▶ **Entries from a visual dataset**:
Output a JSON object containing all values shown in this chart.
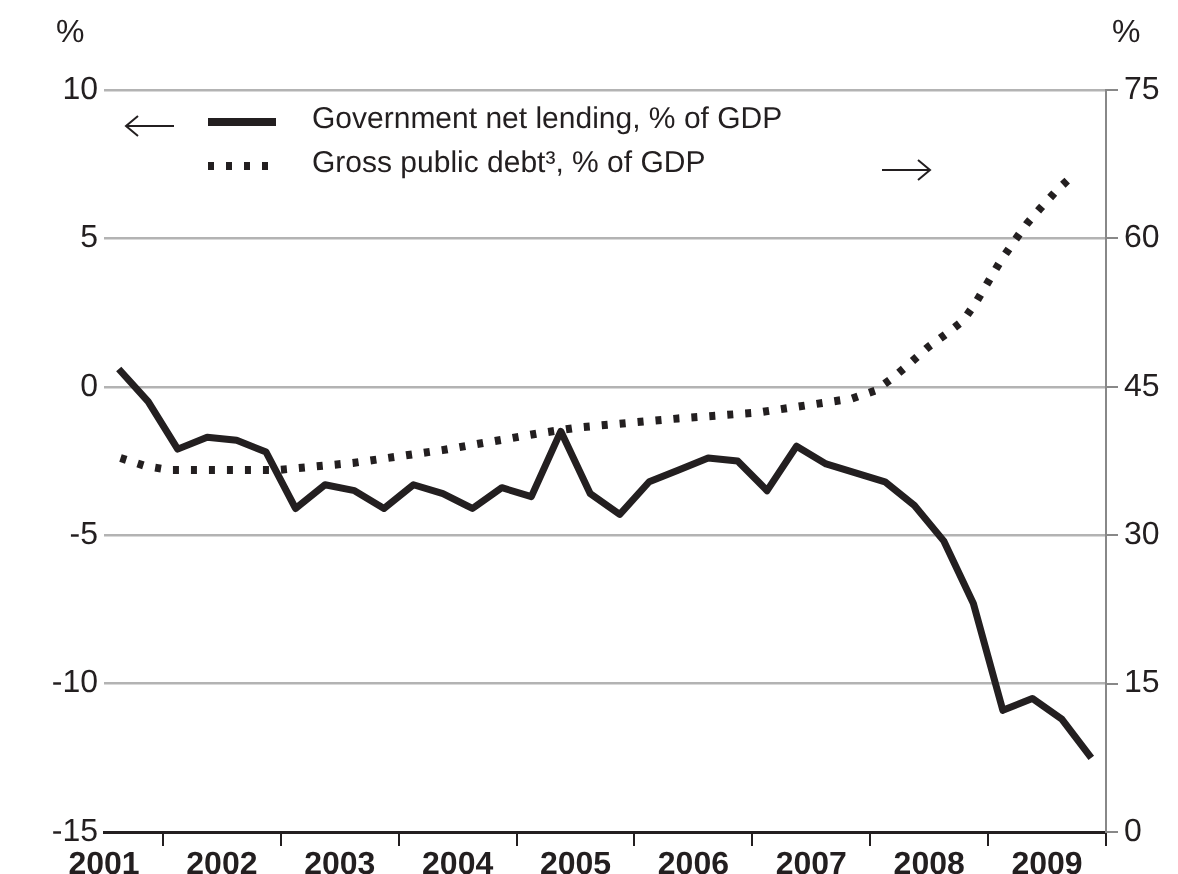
{
  "chart_data": {
    "type": "line",
    "ylabel": "%",
    "y2label": "%",
    "xlim": [
      2001.5,
      2010
    ],
    "xticks": [
      {
        "value": 2001.5,
        "label": "2001"
      },
      {
        "value": 2002,
        "label": null
      },
      {
        "value": 2002.5,
        "label": "2002"
      },
      {
        "value": 2003,
        "label": null
      },
      {
        "value": 2003.5,
        "label": "2003"
      },
      {
        "value": 2004,
        "label": null
      },
      {
        "value": 2004.5,
        "label": "2004"
      },
      {
        "value": 2005,
        "label": null
      },
      {
        "value": 2005.5,
        "label": "2005"
      },
      {
        "value": 2006,
        "label": null
      },
      {
        "value": 2006.5,
        "label": "2006"
      },
      {
        "value": 2007,
        "label": null
      },
      {
        "value": 2007.5,
        "label": "2007"
      },
      {
        "value": 2008,
        "label": null
      },
      {
        "value": 2008.5,
        "label": "2008"
      },
      {
        "value": 2009,
        "label": null
      },
      {
        "value": 2009.5,
        "label": "2009"
      },
      {
        "value": 2010,
        "label": null
      }
    ],
    "ylim": [
      -15,
      10
    ],
    "yticks": [
      -15,
      -10,
      -5,
      0,
      5,
      10
    ],
    "y2lim": [
      0,
      75
    ],
    "y2ticks": [
      0,
      15,
      30,
      45,
      60,
      75
    ],
    "grid": "y",
    "legend": "top",
    "marker": "none",
    "series": [
      {
        "name": "Government net lending, % of GDP",
        "color": "#231f20",
        "line_style": "solid",
        "x": [
          2001.625,
          2001.875,
          2002.125,
          2002.375,
          2002.625,
          2002.875,
          2003.125,
          2003.375,
          2003.625,
          2003.875,
          2004.125,
          2004.375,
          2004.625,
          2004.875,
          2005.125,
          2005.375,
          2005.625,
          2005.875,
          2006.125,
          2006.375,
          2006.625,
          2006.875,
          2007.125,
          2007.375,
          2007.625,
          2007.875,
          2008.125,
          2008.375,
          2008.625,
          2008.875,
          2009.125,
          2009.375,
          2009.625,
          2009.875
        ],
        "values": [
          0.6,
          -0.5,
          -2.1,
          -1.7,
          -1.8,
          -2.2,
          -4.1,
          -3.3,
          -3.5,
          -4.1,
          -3.3,
          -3.6,
          -4.1,
          -3.4,
          -3.7,
          -1.5,
          -3.6,
          -4.3,
          -3.2,
          -2.8,
          -2.4,
          -2.5,
          -3.5,
          -2.0,
          -2.6,
          -2.9,
          -3.2,
          -4.0,
          -5.2,
          -7.3,
          -10.9,
          -10.5,
          -11.2,
          -12.5
        ]
      },
      {
        "name": "Gross public debt³, % of GDP",
        "color": "#231f20",
        "line_style": "dotted",
        "axis": "y2",
        "x": [
          2001.64,
          2001.85,
          2002.05,
          2002.98,
          2003.61,
          2004.37,
          2005.19,
          2005.53,
          2006.37,
          2007.05,
          2007.84,
          2008.04,
          2008.18,
          2008.33,
          2008.49,
          2008.65,
          2008.79,
          2008.9,
          2009.0,
          2009.1,
          2009.22,
          2009.33,
          2009.44,
          2009.57,
          2009.72
        ],
        "values": [
          37.8,
          37.0,
          36.6,
          36.6,
          37.3,
          38.6,
          40.3,
          40.9,
          41.8,
          42.4,
          43.8,
          44.6,
          45.8,
          47.3,
          49.0,
          50.4,
          51.7,
          53.6,
          55.6,
          57.6,
          59.7,
          61.5,
          63.0,
          64.7,
          66.4
        ]
      }
    ]
  }
}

▶ **GIVEN EXERCISE**: Transcribe all the records above word for word, without their images.

▶ **TASK RESULT**:
Output a JSON object containing all values shown in this chart.
{
  "chart_data": {
    "type": "line",
    "ylabel": "%",
    "y2label": "%",
    "xlim": [
      2001.5,
      2010
    ],
    "xticks": [
      {
        "value": 2001.5,
        "label": "2001"
      },
      {
        "value": 2002,
        "label": null
      },
      {
        "value": 2002.5,
        "label": "2002"
      },
      {
        "value": 2003,
        "label": null
      },
      {
        "value": 2003.5,
        "label": "2003"
      },
      {
        "value": 2004,
        "label": null
      },
      {
        "value": 2004.5,
        "label": "2004"
      },
      {
        "value": 2005,
        "label": null
      },
      {
        "value": 2005.5,
        "label": "2005"
      },
      {
        "value": 2006,
        "label": null
      },
      {
        "value": 2006.5,
        "label": "2006"
      },
      {
        "value": 2007,
        "label": null
      },
      {
        "value": 2007.5,
        "label": "2007"
      },
      {
        "value": 2008,
        "label": null
      },
      {
        "value": 2008.5,
        "label": "2008"
      },
      {
        "value": 2009,
        "label": null
      },
      {
        "value": 2009.5,
        "label": "2009"
      },
      {
        "value": 2010,
        "label": null
      }
    ],
    "ylim": [
      -15,
      10
    ],
    "yticks": [
      -15,
      -10,
      -5,
      0,
      5,
      10
    ],
    "y2lim": [
      0,
      75
    ],
    "y2ticks": [
      0,
      15,
      30,
      45,
      60,
      75
    ],
    "grid": "y",
    "legend": "top",
    "marker": "none",
    "series": [
      {
        "name": "Government net lending, % of GDP",
        "color": "#231f20",
        "line_style": "solid",
        "x": [
          2001.625,
          2001.875,
          2002.125,
          2002.375,
          2002.625,
          2002.875,
          2003.125,
          2003.375,
          2003.625,
          2003.875,
          2004.125,
          2004.375,
          2004.625,
          2004.875,
          2005.125,
          2005.375,
          2005.625,
          2005.875,
          2006.125,
          2006.375,
          2006.625,
          2006.875,
          2007.125,
          2007.375,
          2007.625,
          2007.875,
          2008.125,
          2008.375,
          2008.625,
          2008.875,
          2009.125,
          2009.375,
          2009.625,
          2009.875
        ],
        "values": [
          0.6,
          -0.5,
          -2.1,
          -1.7,
          -1.8,
          -2.2,
          -4.1,
          -3.3,
          -3.5,
          -4.1,
          -3.3,
          -3.6,
          -4.1,
          -3.4,
          -3.7,
          -1.5,
          -3.6,
          -4.3,
          -3.2,
          -2.8,
          -2.4,
          -2.5,
          -3.5,
          -2.0,
          -2.6,
          -2.9,
          -3.2,
          -4.0,
          -5.2,
          -7.3,
          -10.9,
          -10.5,
          -11.2,
          -12.5
        ]
      },
      {
        "name": "Gross public debt³, % of GDP",
        "color": "#231f20",
        "line_style": "dotted",
        "axis": "y2",
        "x": [
          2001.64,
          2001.85,
          2002.05,
          2002.98,
          2003.61,
          2004.37,
          2005.19,
          2005.53,
          2006.37,
          2007.05,
          2007.84,
          2008.04,
          2008.18,
          2008.33,
          2008.49,
          2008.65,
          2008.79,
          2008.9,
          2009.0,
          2009.1,
          2009.22,
          2009.33,
          2009.44,
          2009.57,
          2009.72
        ],
        "values": [
          37.8,
          37.0,
          36.6,
          36.6,
          37.3,
          38.6,
          40.3,
          40.9,
          41.8,
          42.4,
          43.8,
          44.6,
          45.8,
          47.3,
          49.0,
          50.4,
          51.7,
          53.6,
          55.6,
          57.6,
          59.7,
          61.5,
          63.0,
          64.7,
          66.4
        ]
      }
    ]
  }
}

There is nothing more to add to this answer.